▶ [Dataset entries]
## START

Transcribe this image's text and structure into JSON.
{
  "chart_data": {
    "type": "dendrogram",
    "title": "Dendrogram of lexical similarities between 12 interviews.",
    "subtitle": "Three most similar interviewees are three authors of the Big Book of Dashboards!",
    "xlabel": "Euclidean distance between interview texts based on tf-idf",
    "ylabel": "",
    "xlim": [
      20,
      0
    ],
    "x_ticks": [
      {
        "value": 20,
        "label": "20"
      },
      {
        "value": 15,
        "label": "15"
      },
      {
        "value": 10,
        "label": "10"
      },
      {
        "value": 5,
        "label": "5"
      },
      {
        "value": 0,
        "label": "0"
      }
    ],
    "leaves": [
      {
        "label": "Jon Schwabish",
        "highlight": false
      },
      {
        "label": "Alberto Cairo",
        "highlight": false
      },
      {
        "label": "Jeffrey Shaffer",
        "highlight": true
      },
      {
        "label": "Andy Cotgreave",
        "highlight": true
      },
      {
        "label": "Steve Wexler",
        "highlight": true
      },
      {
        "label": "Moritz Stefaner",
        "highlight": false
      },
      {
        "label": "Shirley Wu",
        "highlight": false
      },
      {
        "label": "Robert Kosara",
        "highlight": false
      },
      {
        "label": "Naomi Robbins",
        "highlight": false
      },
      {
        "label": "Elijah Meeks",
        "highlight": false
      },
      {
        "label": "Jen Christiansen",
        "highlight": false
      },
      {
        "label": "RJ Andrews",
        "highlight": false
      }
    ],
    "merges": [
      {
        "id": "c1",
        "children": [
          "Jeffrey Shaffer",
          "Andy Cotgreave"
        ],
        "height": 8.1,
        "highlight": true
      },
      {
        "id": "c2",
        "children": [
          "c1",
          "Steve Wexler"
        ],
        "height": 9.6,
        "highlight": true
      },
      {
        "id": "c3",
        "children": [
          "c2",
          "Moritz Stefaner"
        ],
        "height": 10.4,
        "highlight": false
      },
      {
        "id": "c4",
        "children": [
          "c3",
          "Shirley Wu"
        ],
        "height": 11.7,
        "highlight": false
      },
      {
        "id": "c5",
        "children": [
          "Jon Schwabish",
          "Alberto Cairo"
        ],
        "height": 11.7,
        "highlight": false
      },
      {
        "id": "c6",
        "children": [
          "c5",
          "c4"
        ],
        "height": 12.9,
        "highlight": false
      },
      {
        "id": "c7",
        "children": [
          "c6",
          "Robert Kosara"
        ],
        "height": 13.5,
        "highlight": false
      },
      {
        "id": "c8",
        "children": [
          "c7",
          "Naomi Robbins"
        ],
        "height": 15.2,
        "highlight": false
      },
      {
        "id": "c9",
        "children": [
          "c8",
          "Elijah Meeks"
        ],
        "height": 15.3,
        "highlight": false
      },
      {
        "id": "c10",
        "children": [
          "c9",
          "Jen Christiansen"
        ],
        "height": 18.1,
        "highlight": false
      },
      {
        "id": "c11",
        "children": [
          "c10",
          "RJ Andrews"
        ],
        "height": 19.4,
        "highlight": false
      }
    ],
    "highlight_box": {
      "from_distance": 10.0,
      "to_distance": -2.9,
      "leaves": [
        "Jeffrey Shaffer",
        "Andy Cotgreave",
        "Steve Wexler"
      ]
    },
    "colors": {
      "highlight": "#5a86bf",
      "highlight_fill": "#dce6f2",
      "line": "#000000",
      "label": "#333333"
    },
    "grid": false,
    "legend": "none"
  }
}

## END

▶ [Exercise details]
Copy out each line above, character for character.

▶ [The reply]
Transcribe this image's text and structure into JSON.
{
  "chart_data": {
    "type": "dendrogram",
    "title": "Dendrogram of lexical similarities between 12 interviews.",
    "subtitle": "Three most similar interviewees are three authors of the Big Book of Dashboards!",
    "xlabel": "Euclidean distance between interview texts based on tf-idf",
    "ylabel": "",
    "xlim": [
      20,
      0
    ],
    "x_ticks": [
      {
        "value": 20,
        "label": "20"
      },
      {
        "value": 15,
        "label": "15"
      },
      {
        "value": 10,
        "label": "10"
      },
      {
        "value": 5,
        "label": "5"
      },
      {
        "value": 0,
        "label": "0"
      }
    ],
    "leaves": [
      {
        "label": "Jon Schwabish",
        "highlight": false
      },
      {
        "label": "Alberto Cairo",
        "highlight": false
      },
      {
        "label": "Jeffrey Shaffer",
        "highlight": true
      },
      {
        "label": "Andy Cotgreave",
        "highlight": true
      },
      {
        "label": "Steve Wexler",
        "highlight": true
      },
      {
        "label": "Moritz Stefaner",
        "highlight": false
      },
      {
        "label": "Shirley Wu",
        "highlight": false
      },
      {
        "label": "Robert Kosara",
        "highlight": false
      },
      {
        "label": "Naomi Robbins",
        "highlight": false
      },
      {
        "label": "Elijah Meeks",
        "highlight": false
      },
      {
        "label": "Jen Christiansen",
        "highlight": false
      },
      {
        "label": "RJ Andrews",
        "highlight": false
      }
    ],
    "merges": [
      {
        "id": "c1",
        "children": [
          "Jeffrey Shaffer",
          "Andy Cotgreave"
        ],
        "height": 8.1,
        "highlight": true
      },
      {
        "id": "c2",
        "children": [
          "c1",
          "Steve Wexler"
        ],
        "height": 9.6,
        "highlight": true
      },
      {
        "id": "c3",
        "children": [
          "c2",
          "Moritz Stefaner"
        ],
        "height": 10.4,
        "highlight": false
      },
      {
        "id": "c4",
        "children": [
          "c3",
          "Shirley Wu"
        ],
        "height": 11.7,
        "highlight": false
      },
      {
        "id": "c5",
        "children": [
          "Jon Schwabish",
          "Alberto Cairo"
        ],
        "height": 11.7,
        "highlight": false
      },
      {
        "id": "c6",
        "children": [
          "c5",
          "c4"
        ],
        "height": 12.9,
        "highlight": false
      },
      {
        "id": "c7",
        "children": [
          "c6",
          "Robert Kosara"
        ],
        "height": 13.5,
        "highlight": false
      },
      {
        "id": "c8",
        "children": [
          "c7",
          "Naomi Robbins"
        ],
        "height": 15.2,
        "highlight": false
      },
      {
        "id": "c9",
        "children": [
          "c8",
          "Elijah Meeks"
        ],
        "height": 15.3,
        "highlight": false
      },
      {
        "id": "c10",
        "children": [
          "c9",
          "Jen Christiansen"
        ],
        "height": 18.1,
        "highlight": false
      },
      {
        "id": "c11",
        "children": [
          "c10",
          "RJ Andrews"
        ],
        "height": 19.4,
        "highlight": false
      }
    ],
    "highlight_box": {
      "from_distance": 10.0,
      "to_distance": -2.9,
      "leaves": [
        "Jeffrey Shaffer",
        "Andy Cotgreave",
        "Steve Wexler"
      ]
    },
    "colors": {
      "highlight": "#5a86bf",
      "highlight_fill": "#dce6f2",
      "line": "#000000",
      "label": "#333333"
    },
    "grid": false,
    "legend": "none"
  }
}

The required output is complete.